▶ _EXERCISE TASK_:
Set down every entry again word for word, please, but skip the pictures.

▶ _DATA ENTRIES_:
________________________
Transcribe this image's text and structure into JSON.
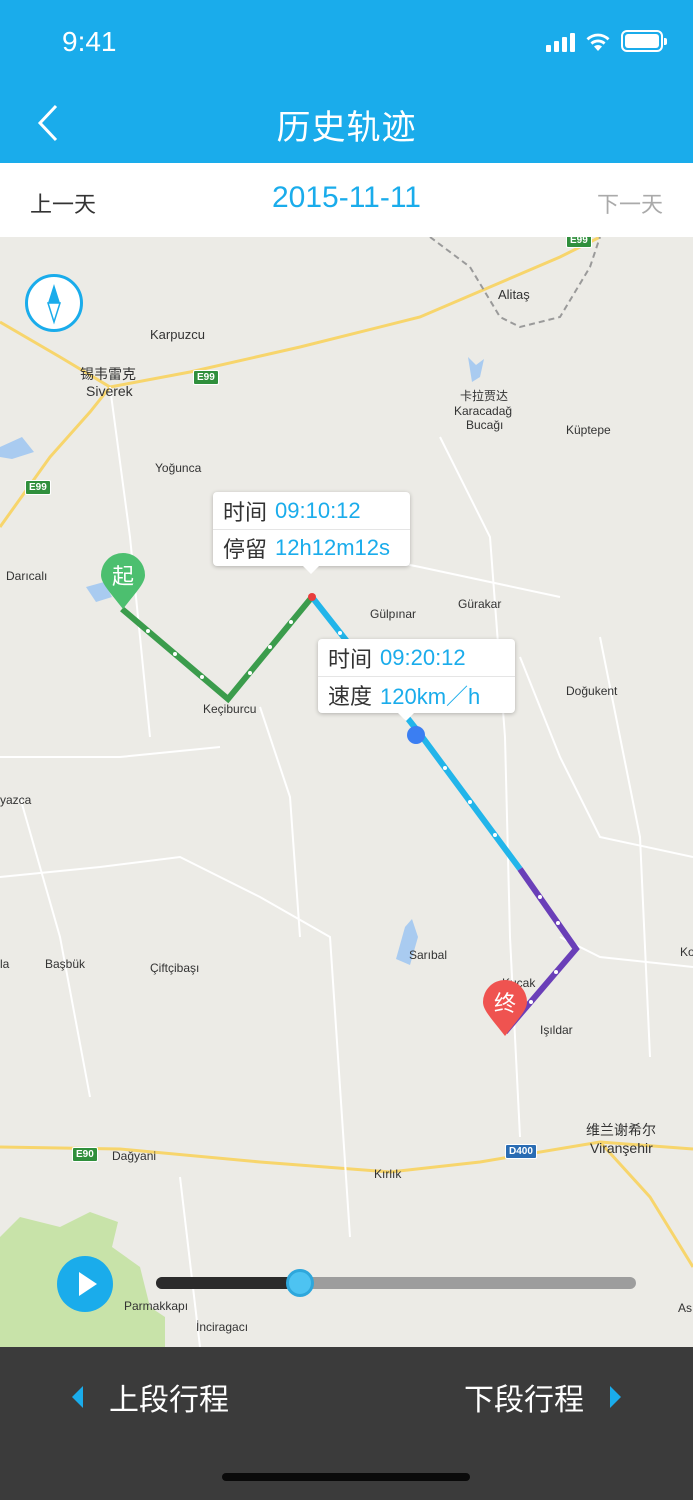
{
  "status_bar": {
    "time": "9:41"
  },
  "nav": {
    "title": "历史轨迹"
  },
  "date_bar": {
    "prev_label": "上一天",
    "date": "2015-11-11",
    "next_label": "下一天"
  },
  "map": {
    "places": {
      "alitas": "Alitaş",
      "karpuzcu": "Karpuzcu",
      "siverek_cn": "锡韦雷克",
      "siverek": "Siverek",
      "karacadag_cn": "卡拉贾达",
      "karacadag": "Karacadağ",
      "bucagi": "Bucağı",
      "kuptepe": "Küptepe",
      "yoguncа": "Yoğunca",
      "daricali": "Darıcalı",
      "gulpinar": "Gülpınar",
      "gurakar": "Gürakar",
      "kecıburcu": "Keçiburcu",
      "dogukent": "Doğukent",
      "yazca": "yazca",
      "la": "la",
      "basbuk": "Başbük",
      "ciftcibasi": "Çiftçibaşı",
      "saribal": "Sarıbal",
      "kucak": "Kucak",
      "isildar": "Işıldar",
      "ko": "Ko",
      "viransehir_cn": "维兰谢希尔",
      "viransehir": "Viranşehir",
      "dagyani": "Dağyani",
      "kirlik": "Kırlık",
      "parmakkapi": "Parmakkapı",
      "inciragaci": "İnciragacı",
      "as": "As"
    },
    "road_badges": {
      "e99_top": "E99",
      "e99_mid": "E99",
      "e99_left": "E99",
      "e90": "E90",
      "d400": "D400"
    },
    "start_pin": {
      "label": "起",
      "color": "#4cbf6f"
    },
    "end_pin": {
      "label": "终",
      "color": "#ef5350"
    },
    "callout_stop": {
      "time_label": "时间",
      "time_value": "09:10:12",
      "stay_label": "停留",
      "stay_value": "12h12m12s"
    },
    "callout_move": {
      "time_label": "时间",
      "time_value": "09:20:12",
      "speed_label": "速度",
      "speed_value": "120km／h"
    },
    "route_colors": {
      "slow": "#3b9c4c",
      "normal": "#22b5ea",
      "fast": "#6a3fb8"
    }
  },
  "playback": {
    "progress": 0.3,
    "icon": "play-icon"
  },
  "bottom_bar": {
    "prev_trip": "上段行程",
    "next_trip": "下段行程"
  },
  "colors": {
    "accent": "#1aaceb",
    "bottom_bg": "#3b3b3b"
  }
}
________________________
▶ _EXERCISE OUTPUT_:
Transcribe this image's text and structure into JSON.
{
  "status_bar": {
    "time": "9:41"
  },
  "nav": {
    "title": "历史轨迹"
  },
  "date_bar": {
    "prev_label": "上一天",
    "date": "2015-11-11",
    "next_label": "下一天"
  },
  "map": {
    "places": {
      "alitas": "Alitaş",
      "karpuzcu": "Karpuzcu",
      "siverek_cn": "锡韦雷克",
      "siverek": "Siverek",
      "karacadag_cn": "卡拉贾达",
      "karacadag": "Karacadağ",
      "bucagi": "Bucağı",
      "kuptepe": "Küptepe",
      "yoguncа": "Yoğunca",
      "daricali": "Darıcalı",
      "gulpinar": "Gülpınar",
      "gurakar": "Gürakar",
      "kecıburcu": "Keçiburcu",
      "dogukent": "Doğukent",
      "yazca": "yazca",
      "la": "la",
      "basbuk": "Başbük",
      "ciftcibasi": "Çiftçibaşı",
      "saribal": "Sarıbal",
      "kucak": "Kucak",
      "isildar": "Işıldar",
      "ko": "Ko",
      "viransehir_cn": "维兰谢希尔",
      "viransehir": "Viranşehir",
      "dagyani": "Dağyani",
      "kirlik": "Kırlık",
      "parmakkapi": "Parmakkapı",
      "inciragaci": "İnciragacı",
      "as": "As"
    },
    "road_badges": {
      "e99_top": "E99",
      "e99_mid": "E99",
      "e99_left": "E99",
      "e90": "E90",
      "d400": "D400"
    },
    "start_pin": {
      "label": "起",
      "color": "#4cbf6f"
    },
    "end_pin": {
      "label": "终",
      "color": "#ef5350"
    },
    "callout_stop": {
      "time_label": "时间",
      "time_value": "09:10:12",
      "stay_label": "停留",
      "stay_value": "12h12m12s"
    },
    "callout_move": {
      "time_label": "时间",
      "time_value": "09:20:12",
      "speed_label": "速度",
      "speed_value": "120km／h"
    },
    "route_colors": {
      "slow": "#3b9c4c",
      "normal": "#22b5ea",
      "fast": "#6a3fb8"
    }
  },
  "playback": {
    "progress": 0.3,
    "icon": "play-icon"
  },
  "bottom_bar": {
    "prev_trip": "上段行程",
    "next_trip": "下段行程"
  },
  "colors": {
    "accent": "#1aaceb",
    "bottom_bg": "#3b3b3b"
  }
}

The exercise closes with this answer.